**Your task**
Please return every line of the material below word for word, leaving out the pictures.

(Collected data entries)
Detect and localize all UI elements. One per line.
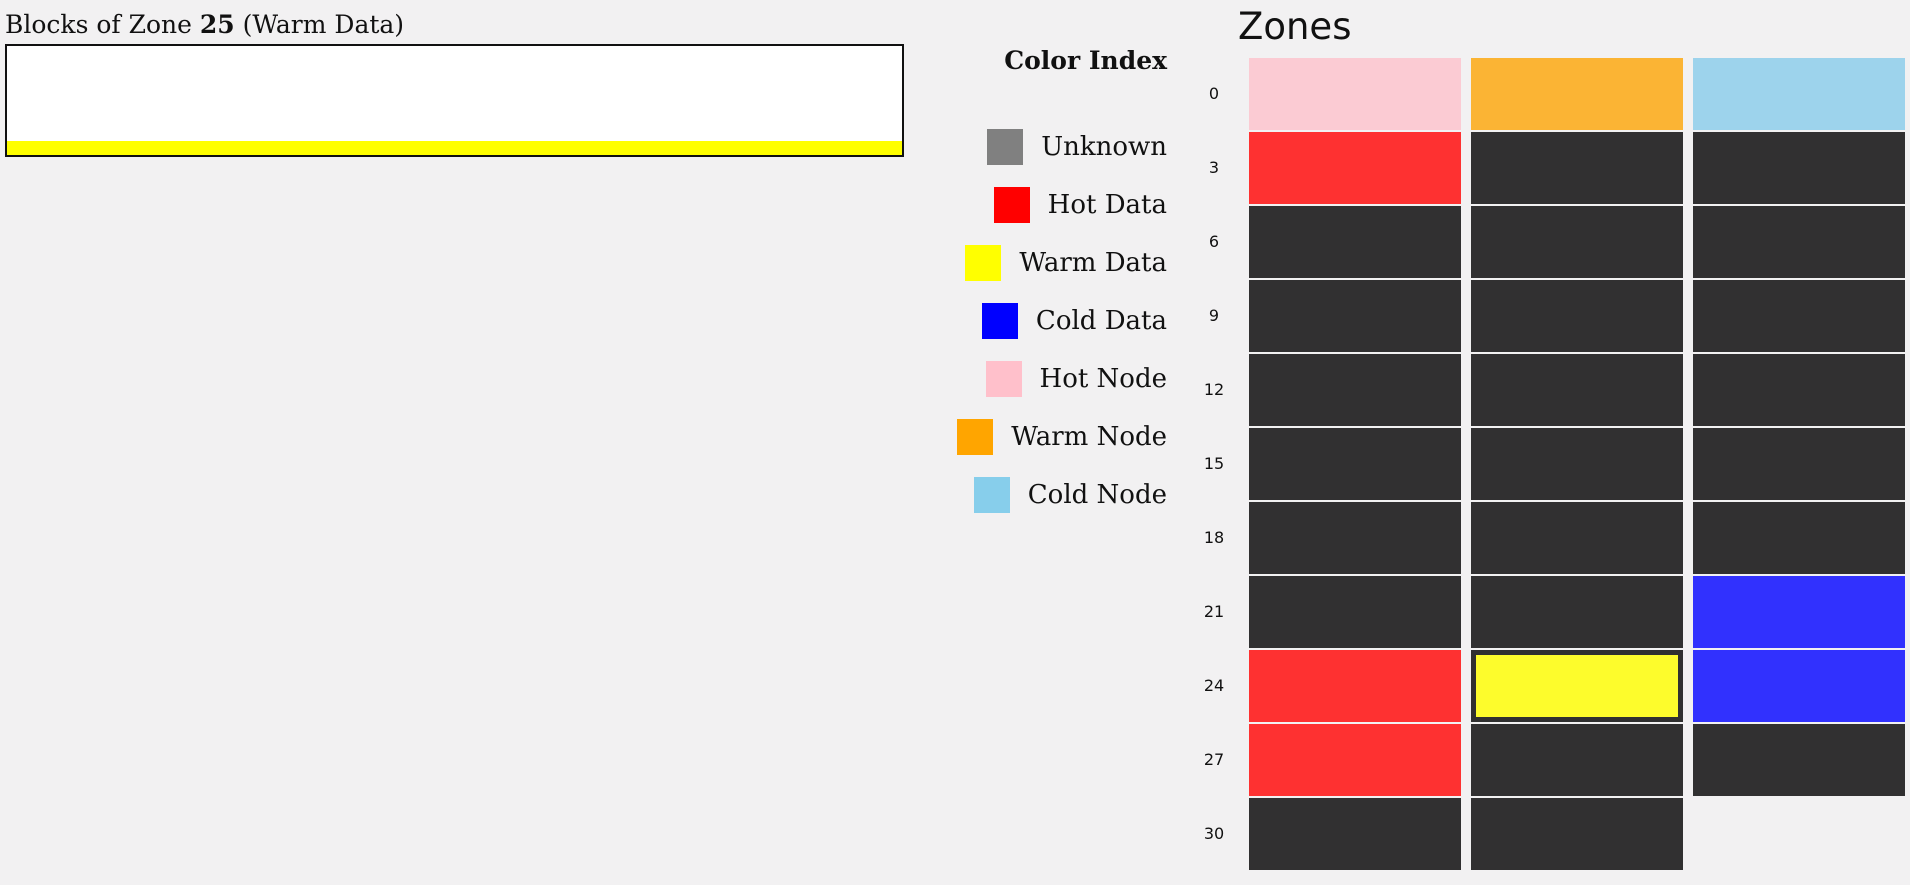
zone-cell[interactable] bbox=[1249, 58, 1461, 130]
row-label: 3 bbox=[1208, 158, 1220, 177]
zone-cell[interactable] bbox=[1471, 650, 1683, 722]
legend-swatch bbox=[981, 303, 1018, 339]
zone-cell[interactable] bbox=[1471, 798, 1683, 870]
row-label: 6 bbox=[1208, 232, 1220, 251]
legend-item: Unknown bbox=[907, 118, 1167, 176]
zone-cell[interactable] bbox=[1471, 724, 1683, 796]
zones-grid: 0 3 6 9 12 15 18 21 24 27 30 bbox=[1193, 58, 1905, 880]
zone-cell[interactable] bbox=[1693, 428, 1905, 500]
zone-cell[interactable] bbox=[1471, 428, 1683, 500]
legend-swatch bbox=[987, 129, 1024, 165]
legend-item: Warm Data bbox=[907, 234, 1167, 292]
zone-type-label: (Warm Data) bbox=[242, 10, 405, 39]
zone-cell[interactable] bbox=[1249, 650, 1461, 722]
zone-cell[interactable] bbox=[1693, 58, 1905, 130]
zone-cell[interactable] bbox=[1471, 280, 1683, 352]
zone-cell[interactable] bbox=[1471, 354, 1683, 426]
zone-cell[interactable] bbox=[1249, 354, 1461, 426]
legend-swatch bbox=[965, 245, 1002, 281]
legend-label: Cold Node bbox=[1027, 480, 1167, 510]
legend-label: Cold Data bbox=[1035, 306, 1167, 336]
zone-cell[interactable] bbox=[1693, 280, 1905, 352]
row-label: 27 bbox=[1203, 750, 1225, 769]
zone-cell[interactable] bbox=[1471, 58, 1683, 130]
zone-cell[interactable] bbox=[1249, 724, 1461, 796]
legend-item: Hot Node bbox=[907, 350, 1167, 408]
zone-cell[interactable] bbox=[1249, 206, 1461, 278]
blocks-title: Blocks of Zone 25 (Warm Data) bbox=[5, 8, 404, 42]
row-label: 24 bbox=[1203, 676, 1225, 695]
legend-item: Cold Node bbox=[907, 466, 1167, 524]
zone-cell[interactable] bbox=[1693, 724, 1905, 796]
row-label: 30 bbox=[1203, 824, 1225, 843]
legend-label: Hot Data bbox=[1047, 190, 1167, 220]
legend-item: Hot Data bbox=[907, 176, 1167, 234]
blocks-title-prefix: Blocks of Zone bbox=[5, 10, 192, 39]
zone-cell[interactable] bbox=[1249, 798, 1461, 870]
legend-label: Hot Node bbox=[1039, 364, 1167, 394]
written-blocks-bar bbox=[7, 141, 902, 155]
legend-swatch bbox=[957, 419, 994, 455]
row-label: 21 bbox=[1203, 602, 1225, 621]
legend-item: Cold Data bbox=[907, 292, 1167, 350]
legend-label: Unknown bbox=[1041, 132, 1167, 162]
zone-cell[interactable] bbox=[1249, 280, 1461, 352]
color-legend: Unknown Hot Data Warm Data Cold Data Hot Nod… bbox=[907, 118, 1167, 524]
zone-cell[interactable] bbox=[1693, 502, 1905, 574]
row-label: 18 bbox=[1203, 528, 1225, 547]
zones-title: Zones bbox=[1238, 5, 1352, 48]
zone-cell[interactable] bbox=[1693, 650, 1905, 722]
zone-cell[interactable] bbox=[1471, 132, 1683, 204]
legend-item: Warm Node bbox=[907, 408, 1167, 466]
zone-cell[interactable] bbox=[1249, 132, 1461, 204]
legend-label: Warm Data bbox=[1019, 248, 1167, 278]
selected-zone-number: 25 bbox=[199, 10, 235, 39]
zone-cell[interactable] bbox=[1471, 502, 1683, 574]
zone-cell[interactable] bbox=[1693, 206, 1905, 278]
legend-swatch bbox=[993, 187, 1030, 223]
legend-swatch bbox=[985, 361, 1022, 397]
row-label: 12 bbox=[1203, 380, 1225, 399]
legend-title: Color Index bbox=[1004, 46, 1167, 75]
legend-label: Warm Node bbox=[1011, 422, 1167, 452]
zone-cell[interactable] bbox=[1471, 576, 1683, 648]
zone-cell[interactable] bbox=[1249, 502, 1461, 574]
zone-cell[interactable] bbox=[1249, 428, 1461, 500]
zone-cell[interactable] bbox=[1693, 354, 1905, 426]
zone-cell[interactable] bbox=[1693, 576, 1905, 648]
blocks-map bbox=[5, 44, 904, 157]
legend-swatch bbox=[973, 477, 1010, 513]
row-label: 15 bbox=[1203, 454, 1225, 473]
row-label: 9 bbox=[1208, 306, 1220, 325]
zone-cell[interactable] bbox=[1693, 132, 1905, 204]
zone-cell[interactable] bbox=[1249, 576, 1461, 648]
zone-cell[interactable] bbox=[1471, 206, 1683, 278]
row-label: 0 bbox=[1208, 84, 1220, 103]
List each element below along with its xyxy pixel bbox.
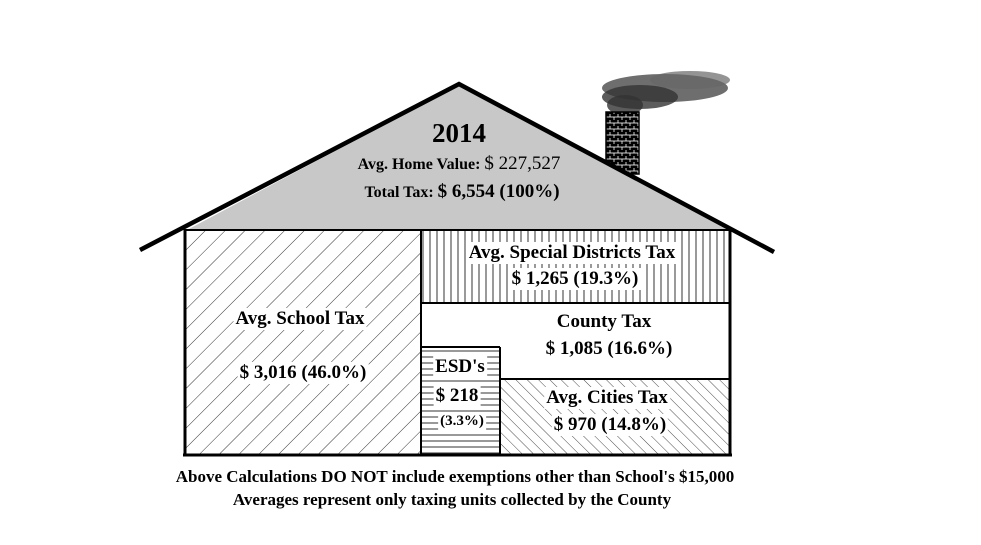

**Exercise answer**
Detect and localize all UI elements. One per line.
zone-cell[interactable] bbox=[1249, 58, 1461, 130]
row-label: 3 bbox=[1208, 158, 1220, 177]
zone-cell[interactable] bbox=[1471, 650, 1683, 722]
legend-swatch bbox=[981, 303, 1018, 339]
zone-cell[interactable] bbox=[1471, 798, 1683, 870]
row-label: 6 bbox=[1208, 232, 1220, 251]
legend-item: Unknown bbox=[907, 118, 1167, 176]
zone-cell[interactable] bbox=[1471, 724, 1683, 796]
zones-grid: 0 3 6 9 12 15 18 21 24 27 30 bbox=[1193, 58, 1905, 880]
zone-cell[interactable] bbox=[1693, 428, 1905, 500]
zone-cell[interactable] bbox=[1471, 428, 1683, 500]
legend-swatch bbox=[987, 129, 1024, 165]
legend-item: Warm Data bbox=[907, 234, 1167, 292]
zone-type-label: (Warm Data) bbox=[242, 10, 405, 39]
zone-cell[interactable] bbox=[1249, 650, 1461, 722]
zone-cell[interactable] bbox=[1693, 58, 1905, 130]
zone-cell[interactable] bbox=[1471, 280, 1683, 352]
zone-cell[interactable] bbox=[1471, 354, 1683, 426]
zone-cell[interactable] bbox=[1249, 354, 1461, 426]
legend-swatch bbox=[965, 245, 1002, 281]
legend-label: Cold Node bbox=[1027, 480, 1167, 510]
legend-label: Cold Data bbox=[1035, 306, 1167, 336]
zone-cell[interactable] bbox=[1693, 280, 1905, 352]
row-label: 27 bbox=[1203, 750, 1225, 769]
zone-cell[interactable] bbox=[1471, 58, 1683, 130]
zone-cell[interactable] bbox=[1249, 724, 1461, 796]
legend-item: Hot Node bbox=[907, 350, 1167, 408]
zone-cell[interactable] bbox=[1249, 206, 1461, 278]
blocks-title: Blocks of Zone 25 (Warm Data) bbox=[5, 8, 404, 42]
row-label: 24 bbox=[1203, 676, 1225, 695]
legend-item: Cold Node bbox=[907, 466, 1167, 524]
zone-cell[interactable] bbox=[1693, 724, 1905, 796]
row-label: 30 bbox=[1203, 824, 1225, 843]
legend-label: Hot Data bbox=[1047, 190, 1167, 220]
legend-item: Hot Data bbox=[907, 176, 1167, 234]
blocks-title-prefix: Blocks of Zone bbox=[5, 10, 192, 39]
zone-cell[interactable] bbox=[1249, 798, 1461, 870]
legend-label: Hot Node bbox=[1039, 364, 1167, 394]
written-blocks-bar bbox=[7, 141, 902, 155]
legend-swatch bbox=[957, 419, 994, 455]
row-label: 21 bbox=[1203, 602, 1225, 621]
legend-item: Cold Data bbox=[907, 292, 1167, 350]
legend-label: Unknown bbox=[1041, 132, 1167, 162]
zone-cell[interactable] bbox=[1249, 280, 1461, 352]
color-legend: Unknown Hot Data Warm Data Cold Data Hot Nod… bbox=[907, 118, 1167, 524]
zone-cell[interactable] bbox=[1693, 502, 1905, 574]
row-label: 18 bbox=[1203, 528, 1225, 547]
zones-title: Zones bbox=[1238, 5, 1352, 48]
zone-cell[interactable] bbox=[1693, 650, 1905, 722]
zone-cell[interactable] bbox=[1471, 132, 1683, 204]
legend-item: Warm Node bbox=[907, 408, 1167, 466]
zone-cell[interactable] bbox=[1249, 132, 1461, 204]
legend-label: Warm Data bbox=[1019, 248, 1167, 278]
selected-zone-number: 25 bbox=[199, 10, 235, 39]
zone-cell[interactable] bbox=[1471, 502, 1683, 574]
zone-cell[interactable] bbox=[1693, 206, 1905, 278]
legend-swatch bbox=[993, 187, 1030, 223]
legend-swatch bbox=[985, 361, 1022, 397]
row-label: 12 bbox=[1203, 380, 1225, 399]
legend-title: Color Index bbox=[1004, 46, 1167, 75]
legend-label: Warm Node bbox=[1011, 422, 1167, 452]
zone-cell[interactable] bbox=[1471, 576, 1683, 648]
zone-cell[interactable] bbox=[1249, 502, 1461, 574]
zone-cell[interactable] bbox=[1249, 428, 1461, 500]
zone-cell[interactable] bbox=[1693, 354, 1905, 426]
zone-cell[interactable] bbox=[1693, 576, 1905, 648]
blocks-map bbox=[5, 44, 904, 157]
legend-swatch bbox=[973, 477, 1010, 513]
row-label: 15 bbox=[1203, 454, 1225, 473]
row-label: 9 bbox=[1208, 306, 1220, 325]
zone-cell[interactable] bbox=[1693, 132, 1905, 204]
zone-cell[interactable] bbox=[1249, 576, 1461, 648]
zone-cell[interactable] bbox=[1471, 206, 1683, 278]
row-label: 0 bbox=[1208, 84, 1220, 103]
List each element below along with its xyxy pixel bbox.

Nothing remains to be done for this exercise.